## START TEXT BLOCK
# Desperate - Breaking a gun shy dog



## Sea Port Matt (Sep 19, 2011)

Anyone got any tricks to break a gun shy dog? I raise dogs for show and live in the middle of a 2600 acre hunting camp. With hunting season here one of my dogs is trying to kill herself every time a shot goes off no matter how far away it is. If she can hear it she freaks and trys to tear everything apart and absolutely mauls her face up if she is in a kennel or crate. I cant be here 24/7 to keep her calm and if I leave, I cant leave her loose in the house cause she will destroy everything if she hears a shot. Any tips would be appreciated.


----------



## Tommy12 (Sep 19, 2011)

Try getting her favorite toy or something that's she really likes and get her excited, then have a buddy fire a .22 way off in the distance. If she acts scared, have the shooter back up, if it didn't bother her tell him to move closer. When she gets use to that move up to a 410 or 20 gauge, then move up to a 12 gauge. Hopefully after some time you will be able to shoot right over her and not scare her. It will take some time and patiences though.


----------



## Sea Port Matt (Sep 19, 2011)

Thanks I will try anything at this point.


----------



## state159 (Sep 19, 2011)

I have tried numerous things for years but never really broke one that was bad gun shy. Some have impoved but not to the point of really overcoming the problem. I had a dog that was thunder shy but loved a shotgun blast; go figure. Some dogs may get better but most won't.


----------



## dawg2 (Sep 19, 2011)

Some dogs will never be gun broke.


----------



## Sea Port Matt (Sep 20, 2011)

That sux cause she is bad gun shy....


----------



## Coffee Football (Sep 20, 2011)

Try sitting on the ground and petting the dog, shoot a 22 blank while doing this, then move on to a 410. This worked with mine.


----------



## wilber85 (Sep 20, 2011)

I posted this in another thread a while back for a gunshy lab...if you have any questions I would be happy to help you.  How old is the dog?  How was he introduced to gunfire?
## END TEXT BLOCK
## START RECORD EXTRACTS
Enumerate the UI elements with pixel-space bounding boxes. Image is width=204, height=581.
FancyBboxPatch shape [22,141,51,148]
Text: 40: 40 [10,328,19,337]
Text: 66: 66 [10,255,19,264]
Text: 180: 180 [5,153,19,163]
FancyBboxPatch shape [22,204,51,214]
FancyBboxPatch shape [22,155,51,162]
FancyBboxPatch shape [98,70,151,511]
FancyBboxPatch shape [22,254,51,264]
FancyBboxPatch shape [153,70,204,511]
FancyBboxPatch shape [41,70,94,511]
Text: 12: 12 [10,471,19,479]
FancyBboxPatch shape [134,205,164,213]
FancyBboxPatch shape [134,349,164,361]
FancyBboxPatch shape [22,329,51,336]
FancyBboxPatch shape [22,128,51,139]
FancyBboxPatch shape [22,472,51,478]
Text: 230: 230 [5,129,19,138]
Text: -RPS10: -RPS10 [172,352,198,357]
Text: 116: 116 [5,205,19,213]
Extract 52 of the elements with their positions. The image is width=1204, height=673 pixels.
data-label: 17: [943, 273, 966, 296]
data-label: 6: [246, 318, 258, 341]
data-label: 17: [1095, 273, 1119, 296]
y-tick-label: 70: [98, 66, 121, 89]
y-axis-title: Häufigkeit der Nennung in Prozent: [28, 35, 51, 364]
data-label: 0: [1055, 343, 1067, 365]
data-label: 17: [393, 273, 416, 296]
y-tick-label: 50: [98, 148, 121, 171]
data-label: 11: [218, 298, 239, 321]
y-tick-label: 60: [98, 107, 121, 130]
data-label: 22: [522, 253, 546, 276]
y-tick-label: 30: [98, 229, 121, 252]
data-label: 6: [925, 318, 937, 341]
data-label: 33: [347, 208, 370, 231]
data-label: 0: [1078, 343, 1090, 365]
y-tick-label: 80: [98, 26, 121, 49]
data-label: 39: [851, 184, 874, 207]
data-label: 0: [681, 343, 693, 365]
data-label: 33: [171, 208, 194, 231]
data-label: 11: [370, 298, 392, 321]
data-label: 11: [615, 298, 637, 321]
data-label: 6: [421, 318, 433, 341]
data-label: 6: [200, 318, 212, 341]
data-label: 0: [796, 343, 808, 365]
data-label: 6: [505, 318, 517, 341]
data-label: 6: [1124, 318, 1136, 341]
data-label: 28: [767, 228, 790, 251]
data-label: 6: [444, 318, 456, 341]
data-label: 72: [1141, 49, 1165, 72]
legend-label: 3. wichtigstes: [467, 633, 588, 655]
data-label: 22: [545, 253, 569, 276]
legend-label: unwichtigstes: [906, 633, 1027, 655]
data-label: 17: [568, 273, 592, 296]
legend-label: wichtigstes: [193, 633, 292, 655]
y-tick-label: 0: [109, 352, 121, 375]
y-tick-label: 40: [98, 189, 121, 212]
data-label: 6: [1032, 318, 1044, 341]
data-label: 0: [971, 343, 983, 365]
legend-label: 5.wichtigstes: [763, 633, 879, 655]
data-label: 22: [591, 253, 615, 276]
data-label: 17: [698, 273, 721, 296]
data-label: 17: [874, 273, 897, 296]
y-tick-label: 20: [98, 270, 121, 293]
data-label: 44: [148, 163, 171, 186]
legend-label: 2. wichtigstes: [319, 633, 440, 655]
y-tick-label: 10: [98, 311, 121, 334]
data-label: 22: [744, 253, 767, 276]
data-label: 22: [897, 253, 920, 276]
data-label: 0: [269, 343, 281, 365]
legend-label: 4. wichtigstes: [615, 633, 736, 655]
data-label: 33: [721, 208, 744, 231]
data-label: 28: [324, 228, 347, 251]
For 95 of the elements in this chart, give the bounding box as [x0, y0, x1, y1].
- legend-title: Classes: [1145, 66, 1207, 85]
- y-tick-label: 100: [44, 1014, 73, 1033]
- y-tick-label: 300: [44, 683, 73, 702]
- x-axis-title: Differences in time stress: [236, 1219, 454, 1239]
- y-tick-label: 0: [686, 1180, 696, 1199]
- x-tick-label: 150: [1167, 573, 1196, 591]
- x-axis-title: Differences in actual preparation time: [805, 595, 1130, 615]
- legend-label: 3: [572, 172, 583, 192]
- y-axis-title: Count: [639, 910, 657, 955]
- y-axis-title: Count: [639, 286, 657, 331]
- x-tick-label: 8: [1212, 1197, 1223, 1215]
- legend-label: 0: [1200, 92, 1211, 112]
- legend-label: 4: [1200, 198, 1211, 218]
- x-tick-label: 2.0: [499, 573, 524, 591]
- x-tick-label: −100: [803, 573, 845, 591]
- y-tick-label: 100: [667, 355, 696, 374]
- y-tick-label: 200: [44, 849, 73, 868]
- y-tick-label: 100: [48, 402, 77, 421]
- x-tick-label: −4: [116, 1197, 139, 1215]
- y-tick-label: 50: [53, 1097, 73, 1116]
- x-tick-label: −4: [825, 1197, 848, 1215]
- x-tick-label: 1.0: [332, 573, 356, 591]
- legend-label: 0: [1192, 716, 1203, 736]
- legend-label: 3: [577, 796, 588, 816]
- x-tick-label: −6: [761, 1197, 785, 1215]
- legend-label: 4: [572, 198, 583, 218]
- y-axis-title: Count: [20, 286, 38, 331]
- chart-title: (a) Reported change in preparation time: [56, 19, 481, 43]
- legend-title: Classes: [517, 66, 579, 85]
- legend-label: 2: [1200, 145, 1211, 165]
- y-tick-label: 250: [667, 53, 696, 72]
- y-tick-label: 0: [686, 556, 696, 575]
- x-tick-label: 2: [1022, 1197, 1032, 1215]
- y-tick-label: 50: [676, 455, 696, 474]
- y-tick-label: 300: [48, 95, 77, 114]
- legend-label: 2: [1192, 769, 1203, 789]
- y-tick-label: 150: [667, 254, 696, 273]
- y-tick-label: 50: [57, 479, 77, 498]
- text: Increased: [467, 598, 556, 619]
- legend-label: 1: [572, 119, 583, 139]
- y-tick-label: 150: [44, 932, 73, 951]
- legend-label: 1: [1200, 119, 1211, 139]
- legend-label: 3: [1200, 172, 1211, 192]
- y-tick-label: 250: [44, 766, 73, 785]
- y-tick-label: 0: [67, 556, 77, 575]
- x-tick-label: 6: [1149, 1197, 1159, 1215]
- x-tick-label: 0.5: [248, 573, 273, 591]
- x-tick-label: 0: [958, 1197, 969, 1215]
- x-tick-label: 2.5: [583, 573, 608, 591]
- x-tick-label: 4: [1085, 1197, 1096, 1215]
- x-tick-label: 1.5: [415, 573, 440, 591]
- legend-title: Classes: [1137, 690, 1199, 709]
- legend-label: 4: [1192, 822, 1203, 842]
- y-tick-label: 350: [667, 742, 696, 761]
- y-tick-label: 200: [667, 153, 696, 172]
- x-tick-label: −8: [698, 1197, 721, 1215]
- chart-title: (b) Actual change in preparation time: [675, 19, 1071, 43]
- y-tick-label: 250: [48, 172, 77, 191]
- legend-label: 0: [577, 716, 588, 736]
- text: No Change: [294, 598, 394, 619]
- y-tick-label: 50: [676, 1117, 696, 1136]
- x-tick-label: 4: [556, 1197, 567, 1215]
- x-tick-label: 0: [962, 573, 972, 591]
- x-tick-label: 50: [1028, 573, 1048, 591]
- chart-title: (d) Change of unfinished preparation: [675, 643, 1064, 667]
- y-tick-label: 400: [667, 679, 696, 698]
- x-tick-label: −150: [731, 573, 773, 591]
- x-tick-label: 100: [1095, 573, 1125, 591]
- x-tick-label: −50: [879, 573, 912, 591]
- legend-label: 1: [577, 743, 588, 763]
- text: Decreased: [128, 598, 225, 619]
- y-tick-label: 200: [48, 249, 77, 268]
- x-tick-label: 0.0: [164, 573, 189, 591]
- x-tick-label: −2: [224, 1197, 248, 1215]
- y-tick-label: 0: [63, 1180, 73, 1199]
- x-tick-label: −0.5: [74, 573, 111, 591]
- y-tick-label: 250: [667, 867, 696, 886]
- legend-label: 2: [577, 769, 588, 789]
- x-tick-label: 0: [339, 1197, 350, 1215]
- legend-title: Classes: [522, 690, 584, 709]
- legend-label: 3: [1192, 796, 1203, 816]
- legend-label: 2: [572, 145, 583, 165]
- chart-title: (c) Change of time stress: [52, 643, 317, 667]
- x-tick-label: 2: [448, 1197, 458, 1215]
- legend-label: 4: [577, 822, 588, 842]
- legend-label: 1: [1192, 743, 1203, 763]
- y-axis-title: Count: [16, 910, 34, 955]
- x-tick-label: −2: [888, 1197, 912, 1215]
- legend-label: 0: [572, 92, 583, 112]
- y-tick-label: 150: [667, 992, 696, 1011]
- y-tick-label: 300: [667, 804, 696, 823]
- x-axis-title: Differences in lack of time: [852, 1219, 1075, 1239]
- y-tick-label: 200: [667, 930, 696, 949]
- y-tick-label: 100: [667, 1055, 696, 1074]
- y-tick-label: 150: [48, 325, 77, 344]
## END RECORD EXTRACTS
- EXERCISE TASKS:
1. Could you write out the passage of the gun-shy dog thread starting with "## state159 (Sep" and going on through "but most won't."?
2. How would the forum thread about the gun-shy dog go on from its last post? Write what comes next.

- ANSWERS GIVEN:
1.
## state159 (Sep 19, 2011)

I have tried numerous things for years but never really broke one that was bad gun shy. Some have impoved but not to the point of really overcoming the problem. I had a dog that was thunder shy but loved a shotgun blast; go figure. Some dogs may get better but most won't.

2.
A good thing you can do when he is young to prep him for gunfire training is to slam cabinets when he is eating, and just generally be as loud as you can around him. This helps when they are young to get them used to loud noises so it will be an easier transition.

I just went through all of this with a gunshy GSP. I had made the same mistake as many and just started firing over him when we were playing. At first he seemed fine and then later developed gunshyness (as any dog would in this method of gun introduction). He is a upland dog so I can only speak from that perspective, but the fundamentals are the same for all gundogs.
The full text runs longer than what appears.